YOUR GOAL:
All material below is to be reproduced exactly.
>> START DATASET RECORDS
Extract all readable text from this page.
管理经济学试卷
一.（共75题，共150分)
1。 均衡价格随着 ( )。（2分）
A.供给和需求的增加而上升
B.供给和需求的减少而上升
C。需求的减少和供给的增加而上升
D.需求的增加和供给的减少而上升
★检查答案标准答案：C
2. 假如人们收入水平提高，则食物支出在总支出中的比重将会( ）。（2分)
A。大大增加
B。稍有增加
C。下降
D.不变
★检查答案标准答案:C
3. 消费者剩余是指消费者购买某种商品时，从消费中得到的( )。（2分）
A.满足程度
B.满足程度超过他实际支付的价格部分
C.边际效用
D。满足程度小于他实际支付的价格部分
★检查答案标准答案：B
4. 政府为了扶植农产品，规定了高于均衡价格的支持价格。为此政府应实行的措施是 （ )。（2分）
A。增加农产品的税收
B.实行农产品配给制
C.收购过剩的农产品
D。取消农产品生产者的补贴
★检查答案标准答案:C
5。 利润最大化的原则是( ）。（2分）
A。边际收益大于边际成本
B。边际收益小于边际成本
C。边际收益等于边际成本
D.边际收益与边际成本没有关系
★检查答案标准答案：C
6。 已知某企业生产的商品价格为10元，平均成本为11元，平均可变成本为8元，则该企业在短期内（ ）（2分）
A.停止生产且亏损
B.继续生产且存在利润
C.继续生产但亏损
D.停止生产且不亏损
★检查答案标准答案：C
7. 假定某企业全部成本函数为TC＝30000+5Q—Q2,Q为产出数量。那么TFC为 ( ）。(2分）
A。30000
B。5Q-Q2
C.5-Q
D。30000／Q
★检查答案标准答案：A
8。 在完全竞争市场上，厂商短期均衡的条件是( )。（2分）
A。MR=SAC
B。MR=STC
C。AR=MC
>> END DATASET RECORDS
FINAL RESULT:
Extract all readable text from this page.
管理经济学试卷
一.（共75题，共150分)
1。 均衡价格随着 ( )。（2分）
A.供给和需求的增加而上升
B.供给和需求的减少而上升
C。需求的减少和供给的增加而上升
D.需求的增加和供给的减少而上升
★检查答案标准答案：C
2. 假如人们收入水平提高，则食物支出在总支出中的比重将会( ）。（2分)
A。大大增加
B。稍有增加
C。下降
D.不变
★检查答案标准答案:C
3. 消费者剩余是指消费者购买某种商品时，从消费中得到的( )。（2分）
A.满足程度
B.满足程度超过他实际支付的价格部分
C.边际效用
D。满足程度小于他实际支付的价格部分
★检查答案标准答案：B
4. 政府为了扶植农产品，规定了高于均衡价格的支持价格。为此政府应实行的措施是 （ )。（2分）
A。增加农产品的税收
B.实行农产品配给制
C.收购过剩的农产品
D。取消农产品生产者的补贴
★检查答案标准答案:C
5。 利润最大化的原则是( ）。（2分）
A。边际收益大于边际成本
B。边际收益小于边际成本
C。边际收益等于边际成本
D.边际收益与边际成本没有关系
★检查答案标准答案：C
6。 已知某企业生产的商品价格为10元，平均成本为11元，平均可变成本为8元，则该企业在短期内（ ）（2分）
A.停止生产且亏损
B.继续生产且存在利润
C.继续生产但亏损
D.停止生产且不亏损
★检查答案标准答案：C
7. 假定某企业全部成本函数为TC＝30000+5Q—Q2,Q为产出数量。那么TFC为 ( ）。(2分）
A。30000
B。5Q-Q2
C.5-Q
D。30000／Q
★检查答案标准答案：A
8。 在完全竞争市场上，厂商短期均衡的条件是( )。（2分）
A。MR=SAC
B。MR=STC
C。AR=MC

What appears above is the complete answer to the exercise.